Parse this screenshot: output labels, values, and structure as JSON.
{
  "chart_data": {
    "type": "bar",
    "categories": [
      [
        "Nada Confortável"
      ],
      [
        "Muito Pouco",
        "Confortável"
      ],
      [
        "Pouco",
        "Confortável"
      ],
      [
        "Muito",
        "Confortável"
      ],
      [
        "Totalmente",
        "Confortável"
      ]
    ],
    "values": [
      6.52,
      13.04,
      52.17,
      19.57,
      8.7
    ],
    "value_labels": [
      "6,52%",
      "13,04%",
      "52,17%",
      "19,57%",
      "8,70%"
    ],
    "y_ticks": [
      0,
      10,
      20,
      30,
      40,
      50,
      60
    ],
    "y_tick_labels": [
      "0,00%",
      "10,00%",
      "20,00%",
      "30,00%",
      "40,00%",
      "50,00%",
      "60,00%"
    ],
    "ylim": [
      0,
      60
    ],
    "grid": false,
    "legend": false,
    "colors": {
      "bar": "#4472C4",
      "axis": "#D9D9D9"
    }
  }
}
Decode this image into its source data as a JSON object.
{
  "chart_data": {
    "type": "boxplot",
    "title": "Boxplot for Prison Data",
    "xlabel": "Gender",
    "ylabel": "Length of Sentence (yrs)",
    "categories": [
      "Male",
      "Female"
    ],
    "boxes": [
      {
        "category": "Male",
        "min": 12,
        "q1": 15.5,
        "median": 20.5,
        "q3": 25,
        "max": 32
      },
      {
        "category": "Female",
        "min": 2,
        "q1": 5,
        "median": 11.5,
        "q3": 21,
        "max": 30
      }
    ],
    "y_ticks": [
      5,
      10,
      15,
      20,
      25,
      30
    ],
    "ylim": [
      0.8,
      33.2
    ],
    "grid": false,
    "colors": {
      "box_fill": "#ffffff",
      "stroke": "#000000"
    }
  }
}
--
Print all of the data exactly as it was given.

Parse this screenshot: output labels, values, and structure as JSON.
{
  "chart_data": {
    "type": "bar",
    "categories": [
      [
        "Nada Confortável"
      ],
      [
        "Muito Pouco",
        "Confortável"
      ],
      [
        "Pouco",
        "Confortável"
      ],
      [
        "Muito",
        "Confortável"
      ],
      [
        "Totalmente",
        "Confortável"
      ]
    ],
    "values": [
      6.52,
      13.04,
      52.17,
      19.57,
      8.7
    ],
    "value_labels": [
      "6,52%",
      "13,04%",
      "52,17%",
      "19,57%",
      "8,70%"
    ],
    "y_ticks": [
      0,
      10,
      20,
      30,
      40,
      50,
      60
    ],
    "y_tick_labels": [
      "0,00%",
      "10,00%",
      "20,00%",
      "30,00%",
      "40,00%",
      "50,00%",
      "60,00%"
    ],
    "ylim": [
      0,
      60
    ],
    "grid": false,
    "legend": false,
    "colors": {
      "bar": "#4472C4",
      "axis": "#D9D9D9"
    }
  }
}
Decode this image into its source data as a JSON object.
{
  "chart_data": {
    "type": "boxplot",
    "title": "Boxplot for Prison Data",
    "xlabel": "Gender",
    "ylabel": "Length of Sentence (yrs)",
    "categories": [
      "Male",
      "Female"
    ],
    "boxes": [
      {
        "category": "Male",
        "min": 12,
        "q1": 15.5,
        "median": 20.5,
        "q3": 25,
        "max": 32
      },
      {
        "category": "Female",
        "min": 2,
        "q1": 5,
        "median": 11.5,
        "q3": 21,
        "max": 30
      }
    ],
    "y_ticks": [
      5,
      10,
      15,
      20,
      25,
      30
    ],
    "ylim": [
      0.8,
      33.2
    ],
    "grid": false,
    "colors": {
      "box_fill": "#ffffff",
      "stroke": "#000000"
    }
  }
}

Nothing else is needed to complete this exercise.